What you will do: Return the lines where the word "Ignore" occurs.

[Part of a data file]

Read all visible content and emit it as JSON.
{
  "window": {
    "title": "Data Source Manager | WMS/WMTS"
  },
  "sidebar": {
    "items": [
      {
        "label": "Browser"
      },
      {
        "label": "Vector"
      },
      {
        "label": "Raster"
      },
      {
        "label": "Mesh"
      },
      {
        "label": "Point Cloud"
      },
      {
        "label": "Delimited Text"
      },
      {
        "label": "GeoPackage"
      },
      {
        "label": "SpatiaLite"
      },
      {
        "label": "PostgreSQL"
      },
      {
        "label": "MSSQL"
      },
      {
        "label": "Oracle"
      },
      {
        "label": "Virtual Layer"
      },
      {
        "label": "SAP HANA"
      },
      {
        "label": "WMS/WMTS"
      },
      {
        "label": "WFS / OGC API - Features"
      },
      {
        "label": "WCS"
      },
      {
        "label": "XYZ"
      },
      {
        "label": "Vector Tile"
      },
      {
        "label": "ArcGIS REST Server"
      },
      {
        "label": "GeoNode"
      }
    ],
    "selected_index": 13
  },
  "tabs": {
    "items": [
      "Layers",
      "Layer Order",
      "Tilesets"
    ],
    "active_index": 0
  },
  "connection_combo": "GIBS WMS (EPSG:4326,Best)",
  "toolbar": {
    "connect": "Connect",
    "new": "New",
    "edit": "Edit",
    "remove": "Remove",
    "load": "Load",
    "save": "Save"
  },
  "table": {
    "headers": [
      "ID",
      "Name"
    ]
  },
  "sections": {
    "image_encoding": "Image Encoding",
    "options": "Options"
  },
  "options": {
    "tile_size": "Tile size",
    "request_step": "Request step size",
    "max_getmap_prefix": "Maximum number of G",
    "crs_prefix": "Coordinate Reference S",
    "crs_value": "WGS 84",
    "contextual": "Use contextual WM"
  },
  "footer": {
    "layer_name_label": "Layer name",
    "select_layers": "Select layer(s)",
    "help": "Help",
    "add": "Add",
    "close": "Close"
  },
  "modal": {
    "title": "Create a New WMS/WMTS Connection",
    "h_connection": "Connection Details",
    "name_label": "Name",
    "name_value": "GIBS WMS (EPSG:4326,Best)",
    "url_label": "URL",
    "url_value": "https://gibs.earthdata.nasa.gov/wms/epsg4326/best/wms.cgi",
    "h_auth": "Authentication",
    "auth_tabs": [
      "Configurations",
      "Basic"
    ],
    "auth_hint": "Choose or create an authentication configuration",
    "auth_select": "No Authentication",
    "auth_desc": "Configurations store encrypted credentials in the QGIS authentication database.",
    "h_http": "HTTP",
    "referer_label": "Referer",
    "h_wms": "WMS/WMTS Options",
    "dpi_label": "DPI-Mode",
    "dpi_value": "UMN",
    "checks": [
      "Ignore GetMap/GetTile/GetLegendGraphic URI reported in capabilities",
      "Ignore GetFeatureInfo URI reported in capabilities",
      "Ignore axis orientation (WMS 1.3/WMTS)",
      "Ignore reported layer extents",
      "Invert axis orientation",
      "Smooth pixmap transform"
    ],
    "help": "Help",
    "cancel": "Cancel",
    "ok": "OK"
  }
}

Result below:
      "Ignore GetMap/GetTile/GetLegendGraphic URI reported in capabilities",
      "Ignore GetFeatureInfo URI reported in capabilities",
      "Ignore axis orientation (WMS 1.3/WMTS)",
      "Ignore reported layer extents",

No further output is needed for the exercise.